● **SUPPLIED RECORDS**:
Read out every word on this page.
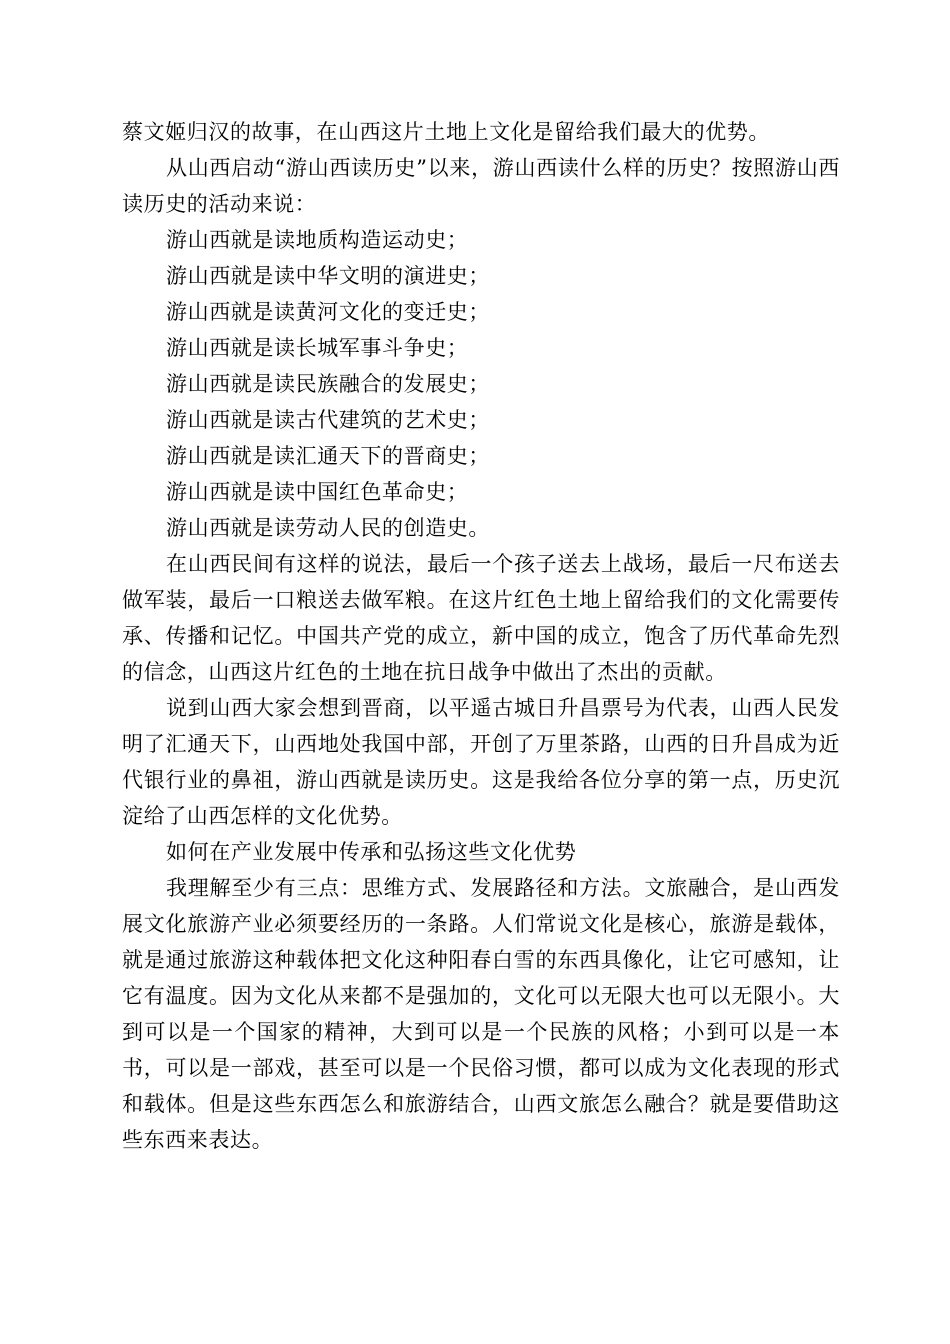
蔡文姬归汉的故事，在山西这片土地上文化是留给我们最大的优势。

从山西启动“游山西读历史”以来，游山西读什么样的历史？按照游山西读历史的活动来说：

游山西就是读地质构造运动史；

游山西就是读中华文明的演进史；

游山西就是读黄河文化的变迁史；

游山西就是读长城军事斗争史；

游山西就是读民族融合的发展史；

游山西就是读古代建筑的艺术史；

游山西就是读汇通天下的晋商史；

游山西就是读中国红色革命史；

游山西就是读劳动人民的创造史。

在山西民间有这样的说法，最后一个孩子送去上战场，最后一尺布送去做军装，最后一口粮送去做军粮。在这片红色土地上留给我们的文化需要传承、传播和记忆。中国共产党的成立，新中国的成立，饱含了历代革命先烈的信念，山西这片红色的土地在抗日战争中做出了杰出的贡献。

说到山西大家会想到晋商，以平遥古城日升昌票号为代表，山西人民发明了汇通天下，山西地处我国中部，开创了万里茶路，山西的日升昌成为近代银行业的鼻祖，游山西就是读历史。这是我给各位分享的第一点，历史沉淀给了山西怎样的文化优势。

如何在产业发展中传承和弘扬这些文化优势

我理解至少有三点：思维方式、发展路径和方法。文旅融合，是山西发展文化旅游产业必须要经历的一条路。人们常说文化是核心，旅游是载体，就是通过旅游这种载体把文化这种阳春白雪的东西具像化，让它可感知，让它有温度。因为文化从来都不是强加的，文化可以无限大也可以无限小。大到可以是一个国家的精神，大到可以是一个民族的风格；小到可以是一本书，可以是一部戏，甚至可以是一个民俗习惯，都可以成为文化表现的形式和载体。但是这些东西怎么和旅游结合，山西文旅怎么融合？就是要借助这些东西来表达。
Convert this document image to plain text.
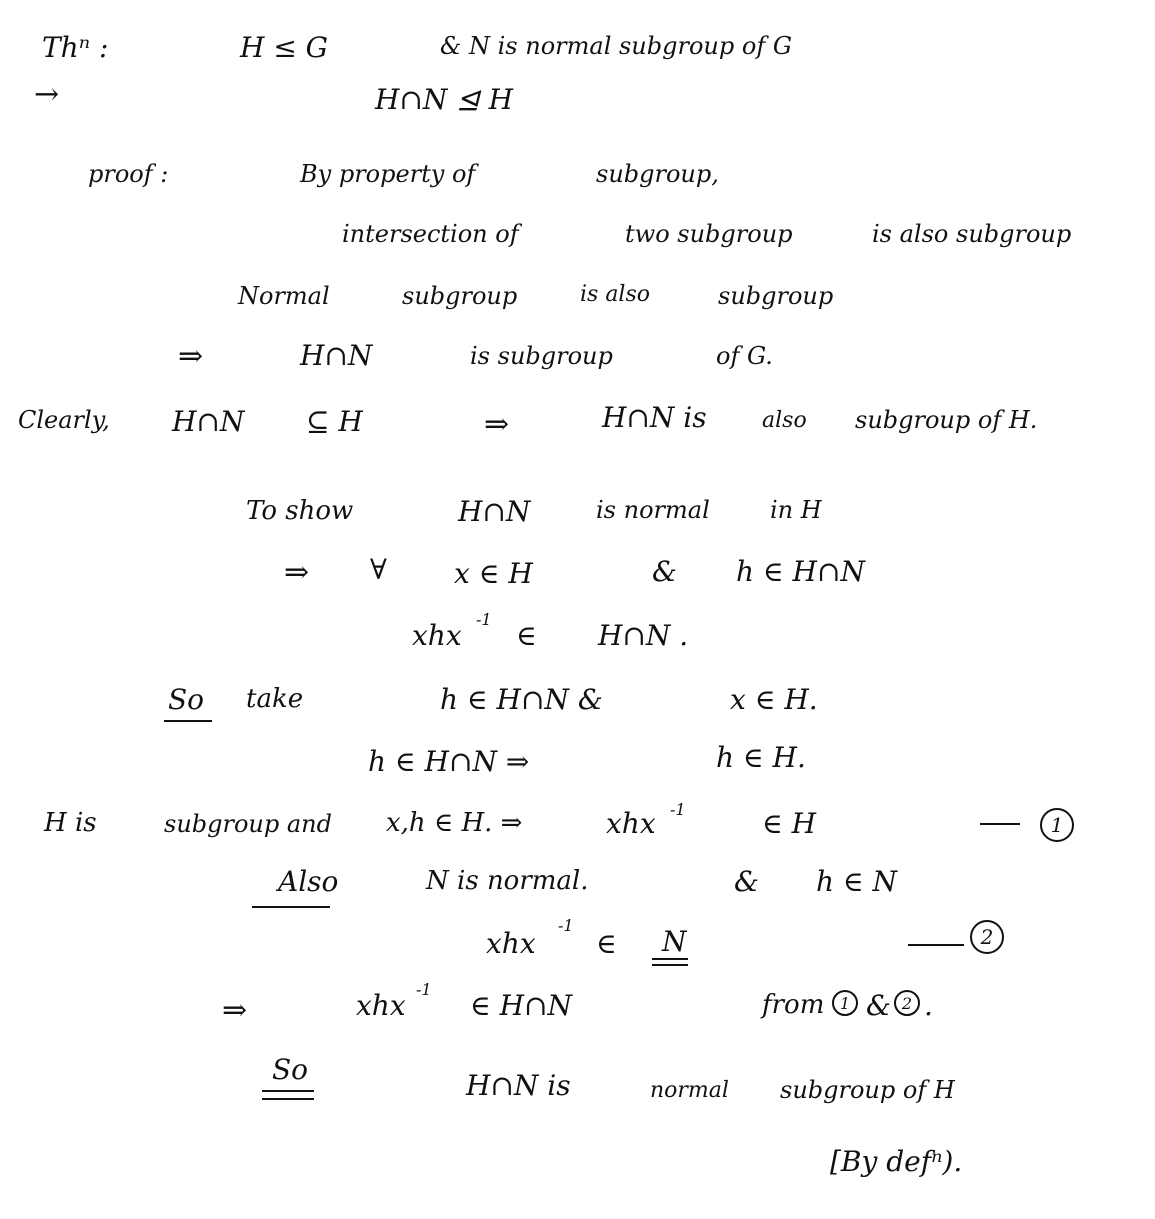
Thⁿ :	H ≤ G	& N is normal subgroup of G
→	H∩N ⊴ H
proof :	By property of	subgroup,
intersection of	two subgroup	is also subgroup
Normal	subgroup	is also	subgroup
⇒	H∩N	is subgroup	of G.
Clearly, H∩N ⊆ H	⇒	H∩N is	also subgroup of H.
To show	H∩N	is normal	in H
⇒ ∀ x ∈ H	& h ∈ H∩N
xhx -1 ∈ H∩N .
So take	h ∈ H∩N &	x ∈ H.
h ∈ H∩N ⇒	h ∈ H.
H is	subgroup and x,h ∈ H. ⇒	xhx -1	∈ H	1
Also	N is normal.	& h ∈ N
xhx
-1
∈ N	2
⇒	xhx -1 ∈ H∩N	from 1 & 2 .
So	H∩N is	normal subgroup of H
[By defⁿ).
--
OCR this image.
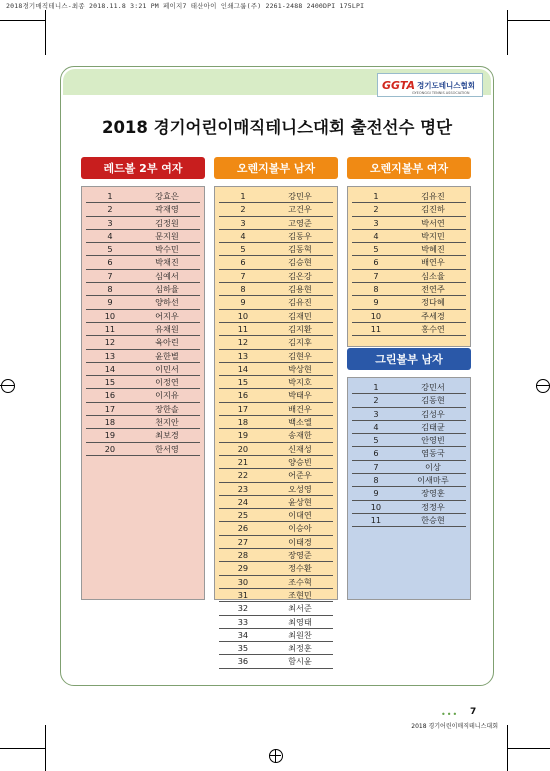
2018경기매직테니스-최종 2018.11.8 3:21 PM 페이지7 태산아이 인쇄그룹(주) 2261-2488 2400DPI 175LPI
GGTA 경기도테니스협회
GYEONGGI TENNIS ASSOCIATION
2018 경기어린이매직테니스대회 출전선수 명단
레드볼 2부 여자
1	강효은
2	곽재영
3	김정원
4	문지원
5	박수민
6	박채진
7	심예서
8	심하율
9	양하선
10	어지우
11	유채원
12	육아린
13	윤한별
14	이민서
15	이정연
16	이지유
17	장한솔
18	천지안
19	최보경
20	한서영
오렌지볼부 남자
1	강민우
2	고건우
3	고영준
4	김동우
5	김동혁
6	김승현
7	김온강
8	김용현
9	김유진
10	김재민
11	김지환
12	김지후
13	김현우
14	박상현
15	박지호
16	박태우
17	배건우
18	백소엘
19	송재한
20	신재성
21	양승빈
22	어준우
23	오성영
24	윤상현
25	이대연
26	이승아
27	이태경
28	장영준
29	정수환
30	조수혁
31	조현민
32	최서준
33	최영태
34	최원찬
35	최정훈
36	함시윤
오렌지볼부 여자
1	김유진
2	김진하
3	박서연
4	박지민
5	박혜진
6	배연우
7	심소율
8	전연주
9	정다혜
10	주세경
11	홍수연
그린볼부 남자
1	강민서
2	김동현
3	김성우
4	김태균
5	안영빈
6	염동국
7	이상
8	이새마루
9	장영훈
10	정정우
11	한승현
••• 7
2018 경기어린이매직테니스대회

● **WHAT YOU SHOULD DO**: Which lines hold the string "subgroup"? List them all.

● **IN RESPONSE**:
Thⁿ :	H ≤ G	& N is normal subgroup of G
proof :	By property of	subgroup,
intersection of	two subgroup	is also subgroup
Normal	subgroup	is also	subgroup
⇒	H∩N	is subgroup	of G.
Clearly, H∩N ⊆ H	⇒	H∩N is	also subgroup of H.
H is	subgroup and x,h ∈ H. ⇒	xhx -1	∈ H	1
So	H∩N is	normal subgroup of H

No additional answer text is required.